(Layout coordinate data)
....................

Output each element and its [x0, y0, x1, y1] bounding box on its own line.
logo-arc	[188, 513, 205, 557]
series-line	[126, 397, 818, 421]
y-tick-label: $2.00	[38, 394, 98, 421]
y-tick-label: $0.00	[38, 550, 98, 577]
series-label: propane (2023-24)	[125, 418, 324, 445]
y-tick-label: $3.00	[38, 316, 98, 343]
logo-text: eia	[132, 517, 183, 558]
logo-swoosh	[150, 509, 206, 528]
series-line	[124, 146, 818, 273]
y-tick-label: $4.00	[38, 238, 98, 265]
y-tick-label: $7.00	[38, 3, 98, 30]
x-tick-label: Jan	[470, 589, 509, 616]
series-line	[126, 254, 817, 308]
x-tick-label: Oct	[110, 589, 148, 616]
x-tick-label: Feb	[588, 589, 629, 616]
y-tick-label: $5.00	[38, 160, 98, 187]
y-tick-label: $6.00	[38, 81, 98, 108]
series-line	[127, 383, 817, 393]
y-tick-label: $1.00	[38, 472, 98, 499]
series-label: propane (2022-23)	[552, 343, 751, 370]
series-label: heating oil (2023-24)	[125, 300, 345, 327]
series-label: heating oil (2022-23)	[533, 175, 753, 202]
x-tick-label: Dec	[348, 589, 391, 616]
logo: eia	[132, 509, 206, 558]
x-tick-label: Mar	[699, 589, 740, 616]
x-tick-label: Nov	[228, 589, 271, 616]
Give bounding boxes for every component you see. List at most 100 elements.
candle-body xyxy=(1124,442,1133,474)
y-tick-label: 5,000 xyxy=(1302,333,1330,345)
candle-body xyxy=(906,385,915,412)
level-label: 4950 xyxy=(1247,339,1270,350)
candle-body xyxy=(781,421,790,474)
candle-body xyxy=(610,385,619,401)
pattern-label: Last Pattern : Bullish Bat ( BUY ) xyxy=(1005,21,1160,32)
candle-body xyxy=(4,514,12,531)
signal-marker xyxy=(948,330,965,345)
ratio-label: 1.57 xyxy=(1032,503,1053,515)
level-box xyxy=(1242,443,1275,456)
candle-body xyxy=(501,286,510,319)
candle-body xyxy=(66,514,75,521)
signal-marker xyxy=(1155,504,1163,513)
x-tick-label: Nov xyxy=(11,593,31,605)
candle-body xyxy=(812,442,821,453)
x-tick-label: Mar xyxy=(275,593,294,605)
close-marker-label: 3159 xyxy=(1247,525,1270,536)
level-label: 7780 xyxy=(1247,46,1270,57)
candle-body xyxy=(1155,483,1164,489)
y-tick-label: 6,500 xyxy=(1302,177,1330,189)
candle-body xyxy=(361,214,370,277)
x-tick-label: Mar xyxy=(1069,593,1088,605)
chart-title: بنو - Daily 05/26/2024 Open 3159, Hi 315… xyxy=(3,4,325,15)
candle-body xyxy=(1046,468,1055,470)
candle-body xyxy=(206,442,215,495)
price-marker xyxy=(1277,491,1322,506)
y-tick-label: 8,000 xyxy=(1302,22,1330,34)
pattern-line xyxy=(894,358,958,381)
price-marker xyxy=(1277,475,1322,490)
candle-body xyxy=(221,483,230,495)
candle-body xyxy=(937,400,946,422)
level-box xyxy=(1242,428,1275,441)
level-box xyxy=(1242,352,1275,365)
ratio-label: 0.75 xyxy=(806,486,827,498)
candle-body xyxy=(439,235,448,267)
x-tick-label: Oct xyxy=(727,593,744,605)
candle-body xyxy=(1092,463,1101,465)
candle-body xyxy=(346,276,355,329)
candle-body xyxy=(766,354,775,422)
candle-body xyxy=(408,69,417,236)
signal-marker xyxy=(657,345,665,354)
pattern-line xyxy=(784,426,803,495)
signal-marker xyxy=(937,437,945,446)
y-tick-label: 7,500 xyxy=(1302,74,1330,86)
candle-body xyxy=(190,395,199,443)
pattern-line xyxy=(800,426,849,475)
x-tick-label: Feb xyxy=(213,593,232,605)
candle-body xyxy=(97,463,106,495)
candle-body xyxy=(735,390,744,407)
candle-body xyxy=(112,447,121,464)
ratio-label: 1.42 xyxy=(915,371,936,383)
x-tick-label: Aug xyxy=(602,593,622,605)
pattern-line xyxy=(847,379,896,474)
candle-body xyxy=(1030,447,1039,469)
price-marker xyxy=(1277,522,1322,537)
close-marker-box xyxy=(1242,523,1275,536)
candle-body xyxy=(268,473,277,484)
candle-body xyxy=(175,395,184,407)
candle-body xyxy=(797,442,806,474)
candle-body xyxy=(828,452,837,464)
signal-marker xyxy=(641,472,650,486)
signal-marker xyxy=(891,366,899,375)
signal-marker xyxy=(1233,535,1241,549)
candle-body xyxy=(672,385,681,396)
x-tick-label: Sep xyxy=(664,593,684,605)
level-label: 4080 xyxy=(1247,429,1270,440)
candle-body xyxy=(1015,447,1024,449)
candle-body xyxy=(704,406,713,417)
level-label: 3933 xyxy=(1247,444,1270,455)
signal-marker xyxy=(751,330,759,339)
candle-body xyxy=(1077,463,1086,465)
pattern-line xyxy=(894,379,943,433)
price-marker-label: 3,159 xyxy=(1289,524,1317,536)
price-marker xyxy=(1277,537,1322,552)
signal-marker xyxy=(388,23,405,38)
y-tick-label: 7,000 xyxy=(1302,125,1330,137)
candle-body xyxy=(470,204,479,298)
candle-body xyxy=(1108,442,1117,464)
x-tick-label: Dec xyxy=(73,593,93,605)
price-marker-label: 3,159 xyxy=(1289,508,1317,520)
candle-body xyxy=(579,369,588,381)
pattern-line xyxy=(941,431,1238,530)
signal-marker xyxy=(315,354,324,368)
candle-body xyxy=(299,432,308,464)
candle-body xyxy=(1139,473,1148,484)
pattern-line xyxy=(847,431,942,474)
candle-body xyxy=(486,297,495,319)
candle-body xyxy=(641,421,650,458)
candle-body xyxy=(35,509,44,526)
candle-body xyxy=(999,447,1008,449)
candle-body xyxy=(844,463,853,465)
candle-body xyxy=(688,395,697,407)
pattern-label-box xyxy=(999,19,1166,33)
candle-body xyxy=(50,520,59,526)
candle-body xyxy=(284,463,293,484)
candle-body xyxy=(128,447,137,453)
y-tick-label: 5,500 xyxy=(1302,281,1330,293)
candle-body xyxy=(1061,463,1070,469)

....................

- Exercise goal
Rewrite all of the data above, changing every "candle-body" to "candlestick-body" and leaving everything else untouched.

- Exercise solution
Output each element and its [x0, y0, x1, y1] bounding box on its own line.
logo-arc	[188, 513, 205, 557]
series-line	[126, 397, 818, 421]
y-tick-label: $2.00	[38, 394, 98, 421]
y-tick-label: $0.00	[38, 550, 98, 577]
series-label: propane (2023-24)	[125, 418, 324, 445]
y-tick-label: $3.00	[38, 316, 98, 343]
logo-text: eia	[132, 517, 183, 558]
logo-swoosh	[150, 509, 206, 528]
series-line	[124, 146, 818, 273]
y-tick-label: $4.00	[38, 238, 98, 265]
y-tick-label: $7.00	[38, 3, 98, 30]
x-tick-label: Jan	[470, 589, 509, 616]
series-line	[126, 254, 817, 308]
x-tick-label: Oct	[110, 589, 148, 616]
x-tick-label: Feb	[588, 589, 629, 616]
y-tick-label: $5.00	[38, 160, 98, 187]
y-tick-label: $6.00	[38, 81, 98, 108]
series-line	[127, 383, 817, 393]
y-tick-label: $1.00	[38, 472, 98, 499]
series-label: propane (2022-23)	[552, 343, 751, 370]
series-label: heating oil (2023-24)	[125, 300, 345, 327]
series-label: heating oil (2022-23)	[533, 175, 753, 202]
x-tick-label: Dec	[348, 589, 391, 616]
logo: eia	[132, 509, 206, 558]
x-tick-label: Mar	[699, 589, 740, 616]
x-tick-label: Nov	[228, 589, 271, 616]
Give bounding boxes for every component you see. List at most 100 elements.
candlestick-body xyxy=(1124,442,1133,474)
y-tick-label: 5,000 xyxy=(1302,333,1330,345)
candlestick-body xyxy=(906,385,915,412)
level-label: 4950 xyxy=(1247,339,1270,350)
candlestick-body xyxy=(781,421,790,474)
candlestick-body xyxy=(610,385,619,401)
pattern-label: Last Pattern : Bullish Bat ( BUY ) xyxy=(1005,21,1160,32)
candlestick-body xyxy=(4,514,12,531)
signal-marker xyxy=(948,330,965,345)
ratio-label: 1.57 xyxy=(1032,503,1053,515)
level-box xyxy=(1242,443,1275,456)
candlestick-body xyxy=(501,286,510,319)
candlestick-body xyxy=(66,514,75,521)
signal-marker xyxy=(1155,504,1163,513)
x-tick-label: Nov xyxy=(11,593,31,605)
candlestick-body xyxy=(812,442,821,453)
x-tick-label: Mar xyxy=(275,593,294,605)
close-marker-label: 3159 xyxy=(1247,525,1270,536)
level-label: 7780 xyxy=(1247,46,1270,57)
candlestick-body xyxy=(1155,483,1164,489)
y-tick-label: 6,500 xyxy=(1302,177,1330,189)
candlestick-body xyxy=(361,214,370,277)
x-tick-label: Mar xyxy=(1069,593,1088,605)
chart-title: بنو - Daily 05/26/2024 Open 3159, Hi 315… xyxy=(3,4,325,15)
candlestick-body xyxy=(1046,468,1055,470)
candlestick-body xyxy=(206,442,215,495)
price-marker xyxy=(1277,491,1322,506)
y-tick-label: 8,000 xyxy=(1302,22,1330,34)
pattern-line xyxy=(894,358,958,381)
price-marker xyxy=(1277,475,1322,490)
candlestick-body xyxy=(221,483,230,495)
candlestick-body xyxy=(937,400,946,422)
level-box xyxy=(1242,428,1275,441)
level-box xyxy=(1242,352,1275,365)
ratio-label: 0.75 xyxy=(806,486,827,498)
candlestick-body xyxy=(439,235,448,267)
x-tick-label: Oct xyxy=(727,593,744,605)
candlestick-body xyxy=(1092,463,1101,465)
candlestick-body xyxy=(346,276,355,329)
candlestick-body xyxy=(766,354,775,422)
candlestick-body xyxy=(408,69,417,236)
signal-marker xyxy=(657,345,665,354)
pattern-line xyxy=(784,426,803,495)
signal-marker xyxy=(937,437,945,446)
y-tick-label: 7,500 xyxy=(1302,74,1330,86)
candlestick-body xyxy=(190,395,199,443)
pattern-line xyxy=(800,426,849,475)
x-tick-label: Feb xyxy=(213,593,232,605)
candlestick-body xyxy=(97,463,106,495)
candlestick-body xyxy=(735,390,744,407)
candlestick-body xyxy=(112,447,121,464)
ratio-label: 1.42 xyxy=(915,371,936,383)
x-tick-label: Aug xyxy=(602,593,622,605)
pattern-line xyxy=(847,379,896,474)
candlestick-body xyxy=(1030,447,1039,469)
price-marker xyxy=(1277,522,1322,537)
close-marker-box xyxy=(1242,523,1275,536)
candlestick-body xyxy=(268,473,277,484)
candlestick-body xyxy=(175,395,184,407)
candlestick-body xyxy=(797,442,806,474)
candlestick-body xyxy=(828,452,837,464)
signal-marker xyxy=(641,472,650,486)
signal-marker xyxy=(891,366,899,375)
signal-marker xyxy=(1233,535,1241,549)
candlestick-body xyxy=(672,385,681,396)
x-tick-label: Sep xyxy=(664,593,684,605)
level-label: 4080 xyxy=(1247,429,1270,440)
candlestick-body xyxy=(1015,447,1024,449)
candlestick-body xyxy=(704,406,713,417)
level-label: 3933 xyxy=(1247,444,1270,455)
signal-marker xyxy=(751,330,759,339)
candlestick-body xyxy=(1077,463,1086,465)
pattern-line xyxy=(894,379,943,433)
price-marker-label: 3,159 xyxy=(1289,524,1317,536)
price-marker xyxy=(1277,537,1322,552)
signal-marker xyxy=(388,23,405,38)
y-tick-label: 7,000 xyxy=(1302,125,1330,137)
candlestick-body xyxy=(470,204,479,298)
candlestick-body xyxy=(1108,442,1117,464)
x-tick-label: Dec xyxy=(73,593,93,605)
price-marker-label: 3,159 xyxy=(1289,508,1317,520)
candlestick-body xyxy=(579,369,588,381)
pattern-line xyxy=(941,431,1238,530)
signal-marker xyxy=(315,354,324,368)
candlestick-body xyxy=(299,432,308,464)
candlestick-body xyxy=(1139,473,1148,484)
pattern-line xyxy=(847,431,942,474)
candlestick-body xyxy=(486,297,495,319)
candlestick-body xyxy=(641,421,650,458)
candlestick-body xyxy=(35,509,44,526)
candlestick-body xyxy=(999,447,1008,449)
candlestick-body xyxy=(844,463,853,465)
candlestick-body xyxy=(688,395,697,407)
pattern-label-box xyxy=(999,19,1166,33)
candlestick-body xyxy=(50,520,59,526)
candlestick-body xyxy=(284,463,293,484)
candlestick-body xyxy=(128,447,137,453)
y-tick-label: 5,500 xyxy=(1302,281,1330,293)
candlestick-body xyxy=(1061,463,1070,469)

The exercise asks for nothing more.